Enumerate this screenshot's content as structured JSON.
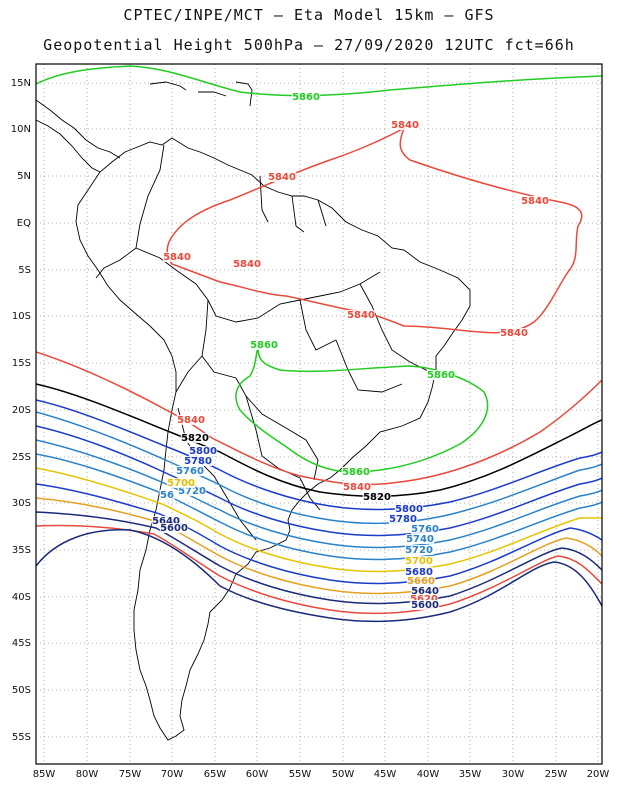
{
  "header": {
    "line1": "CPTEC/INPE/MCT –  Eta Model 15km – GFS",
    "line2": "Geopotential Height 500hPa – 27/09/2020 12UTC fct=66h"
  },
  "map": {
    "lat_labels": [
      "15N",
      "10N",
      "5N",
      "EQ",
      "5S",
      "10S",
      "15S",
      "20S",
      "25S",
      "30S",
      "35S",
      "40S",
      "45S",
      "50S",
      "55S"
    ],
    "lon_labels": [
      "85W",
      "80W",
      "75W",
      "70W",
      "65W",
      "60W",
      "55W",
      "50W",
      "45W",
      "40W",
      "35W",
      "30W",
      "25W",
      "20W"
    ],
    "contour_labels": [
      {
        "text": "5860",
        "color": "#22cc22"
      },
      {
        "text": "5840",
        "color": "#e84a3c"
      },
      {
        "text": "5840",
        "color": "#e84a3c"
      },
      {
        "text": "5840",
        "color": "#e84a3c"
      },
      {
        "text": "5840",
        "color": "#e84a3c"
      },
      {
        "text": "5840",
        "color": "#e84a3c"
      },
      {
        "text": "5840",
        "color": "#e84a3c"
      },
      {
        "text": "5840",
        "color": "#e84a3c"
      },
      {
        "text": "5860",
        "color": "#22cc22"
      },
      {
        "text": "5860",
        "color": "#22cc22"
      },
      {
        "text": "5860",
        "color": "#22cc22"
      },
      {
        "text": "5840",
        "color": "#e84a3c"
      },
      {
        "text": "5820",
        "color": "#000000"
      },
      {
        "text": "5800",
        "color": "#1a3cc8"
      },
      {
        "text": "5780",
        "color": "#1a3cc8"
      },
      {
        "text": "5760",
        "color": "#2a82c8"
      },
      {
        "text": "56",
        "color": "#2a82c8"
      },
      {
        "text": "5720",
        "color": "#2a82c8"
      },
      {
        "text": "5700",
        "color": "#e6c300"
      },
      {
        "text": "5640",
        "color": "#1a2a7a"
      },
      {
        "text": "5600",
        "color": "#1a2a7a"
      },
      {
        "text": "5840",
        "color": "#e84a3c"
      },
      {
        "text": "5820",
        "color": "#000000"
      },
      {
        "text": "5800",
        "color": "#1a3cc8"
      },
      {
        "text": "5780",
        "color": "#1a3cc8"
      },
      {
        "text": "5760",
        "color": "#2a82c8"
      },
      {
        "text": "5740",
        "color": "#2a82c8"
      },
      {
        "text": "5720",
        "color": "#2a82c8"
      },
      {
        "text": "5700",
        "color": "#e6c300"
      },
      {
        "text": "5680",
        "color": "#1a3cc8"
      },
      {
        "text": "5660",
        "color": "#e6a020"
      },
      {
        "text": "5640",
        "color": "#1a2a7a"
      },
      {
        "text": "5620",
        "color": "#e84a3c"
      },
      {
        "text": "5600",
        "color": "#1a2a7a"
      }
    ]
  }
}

--

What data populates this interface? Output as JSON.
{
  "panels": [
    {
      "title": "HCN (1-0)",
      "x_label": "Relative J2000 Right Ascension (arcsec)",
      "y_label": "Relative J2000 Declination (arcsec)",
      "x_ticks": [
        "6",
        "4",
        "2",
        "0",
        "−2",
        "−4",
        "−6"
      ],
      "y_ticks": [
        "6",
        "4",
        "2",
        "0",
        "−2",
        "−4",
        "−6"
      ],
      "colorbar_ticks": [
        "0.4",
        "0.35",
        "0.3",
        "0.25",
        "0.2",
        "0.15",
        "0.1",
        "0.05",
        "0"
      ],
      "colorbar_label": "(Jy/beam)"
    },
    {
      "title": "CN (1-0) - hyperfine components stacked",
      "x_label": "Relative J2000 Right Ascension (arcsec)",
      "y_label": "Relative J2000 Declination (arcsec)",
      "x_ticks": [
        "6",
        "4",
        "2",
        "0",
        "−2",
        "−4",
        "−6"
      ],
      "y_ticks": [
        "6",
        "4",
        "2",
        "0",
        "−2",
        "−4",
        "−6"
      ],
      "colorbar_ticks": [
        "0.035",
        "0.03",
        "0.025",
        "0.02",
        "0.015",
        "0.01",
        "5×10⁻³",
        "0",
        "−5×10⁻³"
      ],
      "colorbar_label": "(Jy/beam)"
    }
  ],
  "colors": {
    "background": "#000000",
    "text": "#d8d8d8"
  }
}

[WHAT IS NEEDED]
Look through the entries above and report each line where the string "JSON" occurs.

[SOLUTION TO THIS TASK]
Enumerate this screenshot's content as structured JSON.
What data populates this interface? Output as JSON.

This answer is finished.